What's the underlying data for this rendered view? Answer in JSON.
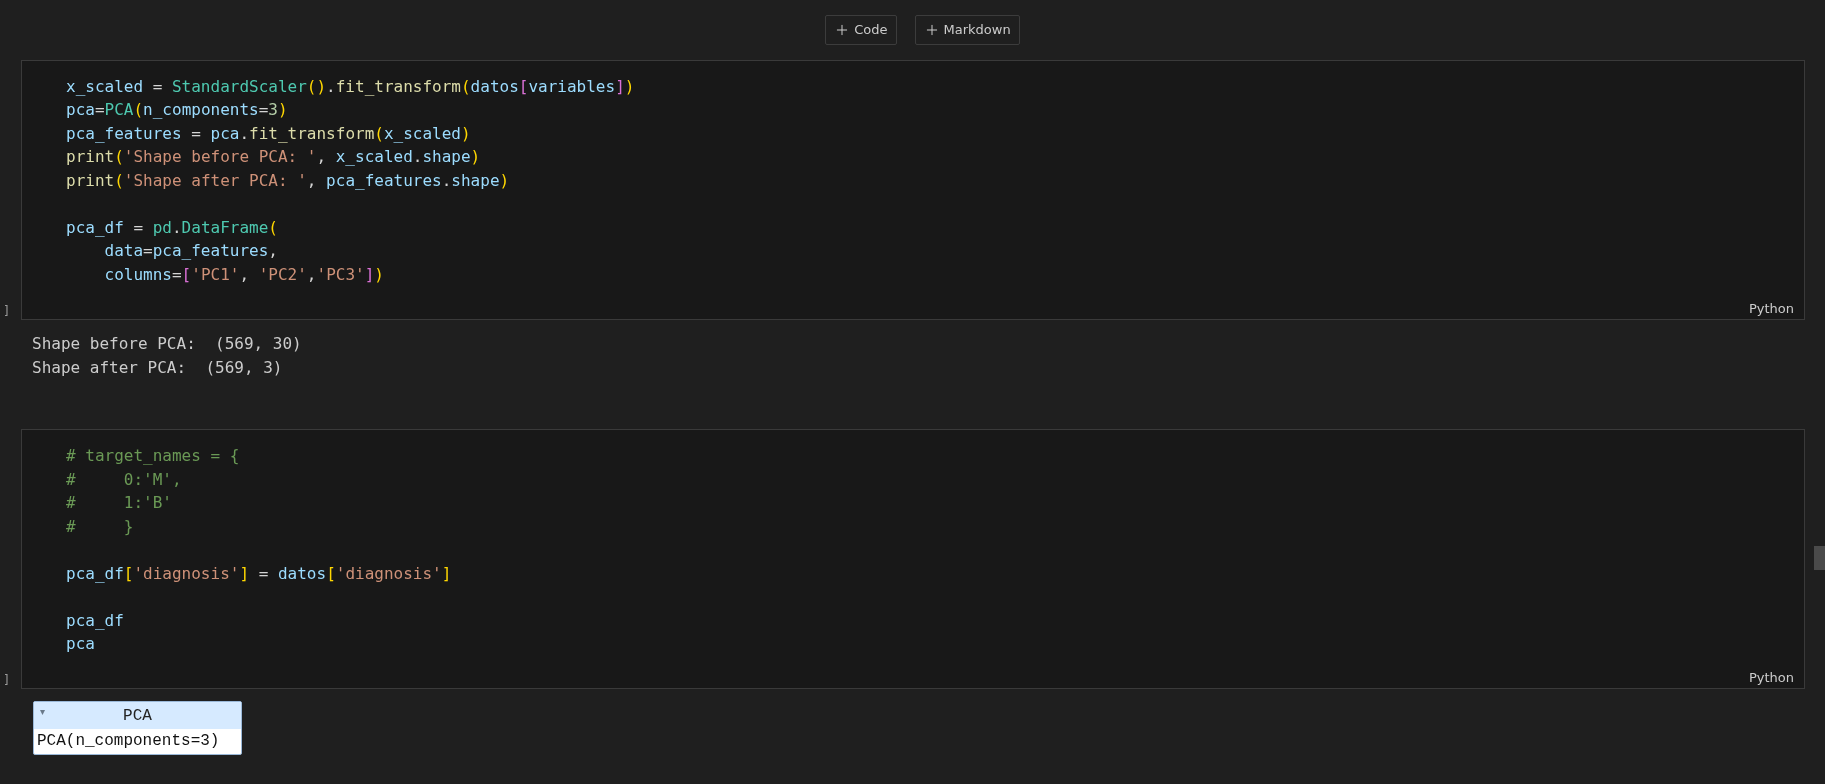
{
  "toolbar": {
    "buttons": [
      {
        "label": "Code"
      },
      {
        "label": "Markdown"
      }
    ]
  },
  "cells": [
    {
      "execution_count": "]",
      "language": "Python",
      "blocks": [
        [
          [
            {
              "t": "x_scaled",
              "color": "#9cdcfe"
            },
            {
              "t": " = ",
              "color": "#d4d4d4"
            },
            {
              "t": "StandardScaler",
              "color": "#4ec9b0"
            },
            {
              "t": "()",
              "color": "#ffd700"
            },
            {
              "t": "."
            },
            {
              "t": "fit_transform",
              "color": "#dcdcaa"
            },
            {
              "t": "(",
              "color": "#ffd700"
            },
            {
              "t": "datos",
              "color": "#9cdcfe"
            },
            {
              "t": "[",
              "color": "#da70d6"
            },
            {
              "t": "variables",
              "color": "#9cdcfe"
            },
            {
              "t": "]",
              "color": "#da70d6"
            },
            {
              "t": ")",
              "color": "#ffd700"
            }
          ],
          [
            {
              "t": "pca",
              "color": "#9cdcfe"
            },
            {
              "t": "=",
              "color": "#d4d4d4"
            },
            {
              "t": "PCA",
              "color": "#4ec9b0"
            },
            {
              "t": "(",
              "color": "#ffd700"
            },
            {
              "t": "n_components",
              "color": "#9cdcfe"
            },
            {
              "t": "=",
              "color": "#d4d4d4"
            },
            {
              "t": "3",
              "color": "#b5cea8"
            },
            {
              "t": ")",
              "color": "#ffd700"
            }
          ],
          [
            {
              "t": "pca_features",
              "color": "#9cdcfe"
            },
            {
              "t": " = ",
              "color": "#d4d4d4"
            },
            {
              "t": "pca",
              "color": "#9cdcfe"
            },
            {
              "t": "."
            },
            {
              "t": "fit_transform",
              "color": "#dcdcaa"
            },
            {
              "t": "(",
              "color": "#ffd700"
            },
            {
              "t": "x_scaled",
              "color": "#9cdcfe"
            },
            {
              "t": ")",
              "color": "#ffd700"
            }
          ],
          [
            {
              "t": "print",
              "color": "#dcdcaa"
            },
            {
              "t": "(",
              "color": "#ffd700"
            },
            {
              "t": "'Shape before PCA: '",
              "color": "#ce9178"
            },
            {
              "t": ", ",
              "color": "#d4d4d4"
            },
            {
              "t": "x_scaled",
              "color": "#9cdcfe"
            },
            {
              "t": "."
            },
            {
              "t": "shape",
              "color": "#9cdcfe"
            },
            {
              "t": ")",
              "color": "#ffd700"
            }
          ],
          [
            {
              "t": "print",
              "color": "#dcdcaa"
            },
            {
              "t": "(",
              "color": "#ffd700"
            },
            {
              "t": "'Shape after PCA: '",
              "color": "#ce9178"
            },
            {
              "t": ", ",
              "color": "#d4d4d4"
            },
            {
              "t": "pca_features",
              "color": "#9cdcfe"
            },
            {
              "t": "."
            },
            {
              "t": "shape",
              "color": "#9cdcfe"
            },
            {
              "t": ")",
              "color": "#ffd700"
            }
          ]
        ],
        [
          [
            {
              "t": "pca_df",
              "color": "#9cdcfe"
            },
            {
              "t": " = ",
              "color": "#d4d4d4"
            },
            {
              "t": "pd",
              "color": "#4ec9b0"
            },
            {
              "t": "."
            },
            {
              "t": "DataFrame",
              "color": "#4ec9b0"
            },
            {
              "t": "(",
              "color": "#ffd700"
            }
          ],
          [
            {
              "t": "    data",
              "color": "#9cdcfe"
            },
            {
              "t": "=",
              "color": "#d4d4d4"
            },
            {
              "t": "pca_features",
              "color": "#9cdcfe"
            },
            {
              "t": ",",
              "color": "#d4d4d4"
            }
          ],
          [
            {
              "t": "    columns",
              "color": "#9cdcfe"
            },
            {
              "t": "=",
              "color": "#d4d4d4"
            },
            {
              "t": "[",
              "color": "#da70d6"
            },
            {
              "t": "'PC1'",
              "color": "#ce9178"
            },
            {
              "t": ", ",
              "color": "#d4d4d4"
            },
            {
              "t": "'PC2'",
              "color": "#ce9178"
            },
            {
              "t": ",",
              "color": "#d4d4d4"
            },
            {
              "t": "'PC3'",
              "color": "#ce9178"
            },
            {
              "t": "]",
              "color": "#da70d6"
            },
            {
              "t": ")",
              "color": "#ffd700"
            }
          ]
        ]
      ],
      "output": {
        "kind": "text",
        "lines": [
          "Shape before PCA:  (569, 30)",
          "Shape after PCA:  (569, 3)"
        ]
      }
    },
    {
      "execution_count": "]",
      "language": "Python",
      "blocks": [
        [
          [
            {
              "t": "# target_names = {",
              "color": "#6a9955"
            }
          ],
          [
            {
              "t": "#     0:'M',",
              "color": "#6a9955"
            }
          ],
          [
            {
              "t": "#     1:'B'",
              "color": "#6a9955"
            }
          ],
          [
            {
              "t": "#     }",
              "color": "#6a9955"
            }
          ]
        ],
        [
          [
            {
              "t": "pca_df",
              "color": "#9cdcfe"
            },
            {
              "t": "[",
              "color": "#ffd700"
            },
            {
              "t": "'diagnosis'",
              "color": "#ce9178"
            },
            {
              "t": "]",
              "color": "#ffd700"
            },
            {
              "t": " = ",
              "color": "#d4d4d4"
            },
            {
              "t": "datos",
              "color": "#9cdcfe"
            },
            {
              "t": "[",
              "color": "#ffd700"
            },
            {
              "t": "'diagnosis'",
              "color": "#ce9178"
            },
            {
              "t": "]",
              "color": "#ffd700"
            }
          ]
        ],
        [
          [
            {
              "t": "pca_df",
              "color": "#9cdcfe"
            }
          ],
          [
            {
              "t": "pca",
              "color": "#9cdcfe"
            }
          ]
        ]
      ],
      "output": {
        "kind": "estimator",
        "caret": "▾",
        "title": "PCA",
        "body": "PCA(n_components=3)"
      }
    }
  ]
}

○ ○ ○

Description of the task. Print the whole listing above once more, word for word, without its pictures.

The reply.
What's the underlying data for this rendered view? Answer in JSON.
{
  "toolbar": {
    "buttons": [
      {
        "label": "Code"
      },
      {
        "label": "Markdown"
      }
    ]
  },
  "cells": [
    {
      "execution_count": "]",
      "language": "Python",
      "blocks": [
        [
          [
            {
              "t": "x_scaled",
              "color": "#9cdcfe"
            },
            {
              "t": " = ",
              "color": "#d4d4d4"
            },
            {
              "t": "StandardScaler",
              "color": "#4ec9b0"
            },
            {
              "t": "()",
              "color": "#ffd700"
            },
            {
              "t": "."
            },
            {
              "t": "fit_transform",
              "color": "#dcdcaa"
            },
            {
              "t": "(",
              "color": "#ffd700"
            },
            {
              "t": "datos",
              "color": "#9cdcfe"
            },
            {
              "t": "[",
              "color": "#da70d6"
            },
            {
              "t": "variables",
              "color": "#9cdcfe"
            },
            {
              "t": "]",
              "color": "#da70d6"
            },
            {
              "t": ")",
              "color": "#ffd700"
            }
          ],
          [
            {
              "t": "pca",
              "color": "#9cdcfe"
            },
            {
              "t": "=",
              "color": "#d4d4d4"
            },
            {
              "t": "PCA",
              "color": "#4ec9b0"
            },
            {
              "t": "(",
              "color": "#ffd700"
            },
            {
              "t": "n_components",
              "color": "#9cdcfe"
            },
            {
              "t": "=",
              "color": "#d4d4d4"
            },
            {
              "t": "3",
              "color": "#b5cea8"
            },
            {
              "t": ")",
              "color": "#ffd700"
            }
          ],
          [
            {
              "t": "pca_features",
              "color": "#9cdcfe"
            },
            {
              "t": " = ",
              "color": "#d4d4d4"
            },
            {
              "t": "pca",
              "color": "#9cdcfe"
            },
            {
              "t": "."
            },
            {
              "t": "fit_transform",
              "color": "#dcdcaa"
            },
            {
              "t": "(",
              "color": "#ffd700"
            },
            {
              "t": "x_scaled",
              "color": "#9cdcfe"
            },
            {
              "t": ")",
              "color": "#ffd700"
            }
          ],
          [
            {
              "t": "print",
              "color": "#dcdcaa"
            },
            {
              "t": "(",
              "color": "#ffd700"
            },
            {
              "t": "'Shape before PCA: '",
              "color": "#ce9178"
            },
            {
              "t": ", ",
              "color": "#d4d4d4"
            },
            {
              "t": "x_scaled",
              "color": "#9cdcfe"
            },
            {
              "t": "."
            },
            {
              "t": "shape",
              "color": "#9cdcfe"
            },
            {
              "t": ")",
              "color": "#ffd700"
            }
          ],
          [
            {
              "t": "print",
              "color": "#dcdcaa"
            },
            {
              "t": "(",
              "color": "#ffd700"
            },
            {
              "t": "'Shape after PCA: '",
              "color": "#ce9178"
            },
            {
              "t": ", ",
              "color": "#d4d4d4"
            },
            {
              "t": "pca_features",
              "color": "#9cdcfe"
            },
            {
              "t": "."
            },
            {
              "t": "shape",
              "color": "#9cdcfe"
            },
            {
              "t": ")",
              "color": "#ffd700"
            }
          ]
        ],
        [
          [
            {
              "t": "pca_df",
              "color": "#9cdcfe"
            },
            {
              "t": " = ",
              "color": "#d4d4d4"
            },
            {
              "t": "pd",
              "color": "#4ec9b0"
            },
            {
              "t": "."
            },
            {
              "t": "DataFrame",
              "color": "#4ec9b0"
            },
            {
              "t": "(",
              "color": "#ffd700"
            }
          ],
          [
            {
              "t": "    data",
              "color": "#9cdcfe"
            },
            {
              "t": "=",
              "color": "#d4d4d4"
            },
            {
              "t": "pca_features",
              "color": "#9cdcfe"
            },
            {
              "t": ",",
              "color": "#d4d4d4"
            }
          ],
          [
            {
              "t": "    columns",
              "color": "#9cdcfe"
            },
            {
              "t": "=",
              "color": "#d4d4d4"
            },
            {
              "t": "[",
              "color": "#da70d6"
            },
            {
              "t": "'PC1'",
              "color": "#ce9178"
            },
            {
              "t": ", ",
              "color": "#d4d4d4"
            },
            {
              "t": "'PC2'",
              "color": "#ce9178"
            },
            {
              "t": ",",
              "color": "#d4d4d4"
            },
            {
              "t": "'PC3'",
              "color": "#ce9178"
            },
            {
              "t": "]",
              "color": "#da70d6"
            },
            {
              "t": ")",
              "color": "#ffd700"
            }
          ]
        ]
      ],
      "output": {
        "kind": "text",
        "lines": [
          "Shape before PCA:  (569, 30)",
          "Shape after PCA:  (569, 3)"
        ]
      }
    },
    {
      "execution_count": "]",
      "language": "Python",
      "blocks": [
        [
          [
            {
              "t": "# target_names = {",
              "color": "#6a9955"
            }
          ],
          [
            {
              "t": "#     0:'M',",
              "color": "#6a9955"
            }
          ],
          [
            {
              "t": "#     1:'B'",
              "color": "#6a9955"
            }
          ],
          [
            {
              "t": "#     }",
              "color": "#6a9955"
            }
          ]
        ],
        [
          [
            {
              "t": "pca_df",
              "color": "#9cdcfe"
            },
            {
              "t": "[",
              "color": "#ffd700"
            },
            {
              "t": "'diagnosis'",
              "color": "#ce9178"
            },
            {
              "t": "]",
              "color": "#ffd700"
            },
            {
              "t": " = ",
              "color": "#d4d4d4"
            },
            {
              "t": "datos",
              "color": "#9cdcfe"
            },
            {
              "t": "[",
              "color": "#ffd700"
            },
            {
              "t": "'diagnosis'",
              "color": "#ce9178"
            },
            {
              "t": "]",
              "color": "#ffd700"
            }
          ]
        ],
        [
          [
            {
              "t": "pca_df",
              "color": "#9cdcfe"
            }
          ],
          [
            {
              "t": "pca",
              "color": "#9cdcfe"
            }
          ]
        ]
      ],
      "output": {
        "kind": "estimator",
        "caret": "▾",
        "title": "PCA",
        "body": "PCA(n_components=3)"
      }
    }
  ]
}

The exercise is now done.